(Data entries)

* * *

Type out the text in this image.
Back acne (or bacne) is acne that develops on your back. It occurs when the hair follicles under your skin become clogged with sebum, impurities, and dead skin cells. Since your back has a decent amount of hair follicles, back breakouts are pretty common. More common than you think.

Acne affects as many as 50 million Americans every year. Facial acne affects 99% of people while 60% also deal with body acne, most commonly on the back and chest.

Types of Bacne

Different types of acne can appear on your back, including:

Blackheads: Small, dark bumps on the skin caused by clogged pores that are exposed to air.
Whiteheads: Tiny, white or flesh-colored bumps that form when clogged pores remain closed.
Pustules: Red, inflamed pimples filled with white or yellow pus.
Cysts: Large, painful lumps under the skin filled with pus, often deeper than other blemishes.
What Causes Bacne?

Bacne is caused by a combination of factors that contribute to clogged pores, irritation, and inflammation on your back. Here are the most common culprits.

* * *

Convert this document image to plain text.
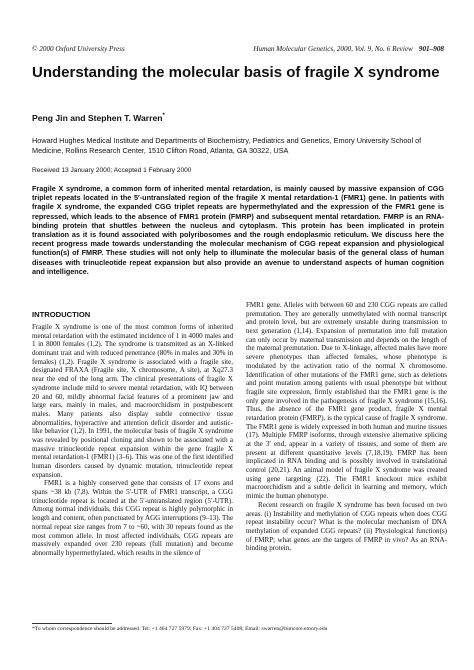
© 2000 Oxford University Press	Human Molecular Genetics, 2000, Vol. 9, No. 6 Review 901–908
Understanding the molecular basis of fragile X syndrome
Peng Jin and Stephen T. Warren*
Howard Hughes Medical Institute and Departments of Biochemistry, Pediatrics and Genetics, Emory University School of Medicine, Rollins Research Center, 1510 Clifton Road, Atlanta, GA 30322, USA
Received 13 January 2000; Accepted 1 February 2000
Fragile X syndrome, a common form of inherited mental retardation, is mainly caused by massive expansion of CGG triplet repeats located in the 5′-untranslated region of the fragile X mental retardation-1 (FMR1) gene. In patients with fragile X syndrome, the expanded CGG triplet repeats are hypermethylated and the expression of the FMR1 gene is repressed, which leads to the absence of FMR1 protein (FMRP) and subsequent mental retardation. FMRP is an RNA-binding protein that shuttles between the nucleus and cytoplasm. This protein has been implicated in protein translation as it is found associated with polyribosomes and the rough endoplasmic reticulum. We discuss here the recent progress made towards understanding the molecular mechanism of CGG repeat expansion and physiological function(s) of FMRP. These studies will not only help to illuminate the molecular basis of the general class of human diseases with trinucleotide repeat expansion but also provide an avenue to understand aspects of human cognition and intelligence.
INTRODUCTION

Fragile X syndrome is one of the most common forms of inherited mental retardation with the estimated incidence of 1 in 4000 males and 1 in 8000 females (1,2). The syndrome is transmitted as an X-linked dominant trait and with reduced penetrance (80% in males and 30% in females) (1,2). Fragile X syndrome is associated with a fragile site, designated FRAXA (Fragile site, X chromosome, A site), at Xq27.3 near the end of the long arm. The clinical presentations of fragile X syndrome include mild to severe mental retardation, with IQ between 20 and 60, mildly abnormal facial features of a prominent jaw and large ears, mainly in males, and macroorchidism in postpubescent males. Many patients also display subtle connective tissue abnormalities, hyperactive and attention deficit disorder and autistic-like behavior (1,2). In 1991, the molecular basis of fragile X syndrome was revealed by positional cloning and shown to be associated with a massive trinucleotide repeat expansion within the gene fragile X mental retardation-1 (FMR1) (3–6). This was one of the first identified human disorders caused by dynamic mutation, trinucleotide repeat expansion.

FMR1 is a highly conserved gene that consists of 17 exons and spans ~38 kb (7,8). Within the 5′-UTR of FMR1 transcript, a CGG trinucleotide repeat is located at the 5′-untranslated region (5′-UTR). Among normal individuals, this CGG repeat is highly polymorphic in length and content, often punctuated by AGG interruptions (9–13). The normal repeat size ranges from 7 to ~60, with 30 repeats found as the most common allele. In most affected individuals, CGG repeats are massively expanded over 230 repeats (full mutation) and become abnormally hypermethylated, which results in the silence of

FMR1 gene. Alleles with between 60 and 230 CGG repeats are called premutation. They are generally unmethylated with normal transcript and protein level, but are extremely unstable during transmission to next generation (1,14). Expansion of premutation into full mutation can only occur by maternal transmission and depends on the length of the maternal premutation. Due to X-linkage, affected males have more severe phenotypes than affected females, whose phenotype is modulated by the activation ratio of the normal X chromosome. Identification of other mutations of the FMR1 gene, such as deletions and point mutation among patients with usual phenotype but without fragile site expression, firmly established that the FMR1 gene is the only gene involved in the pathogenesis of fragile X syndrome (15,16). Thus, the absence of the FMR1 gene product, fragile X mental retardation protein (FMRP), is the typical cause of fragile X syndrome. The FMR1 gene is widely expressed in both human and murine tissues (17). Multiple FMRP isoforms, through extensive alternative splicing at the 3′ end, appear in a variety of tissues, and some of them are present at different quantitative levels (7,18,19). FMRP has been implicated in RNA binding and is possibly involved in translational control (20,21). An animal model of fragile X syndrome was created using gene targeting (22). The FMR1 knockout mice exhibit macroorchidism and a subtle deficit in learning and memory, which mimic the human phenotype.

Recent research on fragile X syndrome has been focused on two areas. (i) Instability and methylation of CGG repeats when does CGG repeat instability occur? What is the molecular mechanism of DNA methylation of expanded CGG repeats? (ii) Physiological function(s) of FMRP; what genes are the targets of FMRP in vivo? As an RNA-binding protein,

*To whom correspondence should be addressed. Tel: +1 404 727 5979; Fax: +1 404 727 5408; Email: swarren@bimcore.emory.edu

* * *

## Task goal
Pull each line containing "text" from the records.

## Exercise solution
Type out the text in this image.
Convert this document image to plain text.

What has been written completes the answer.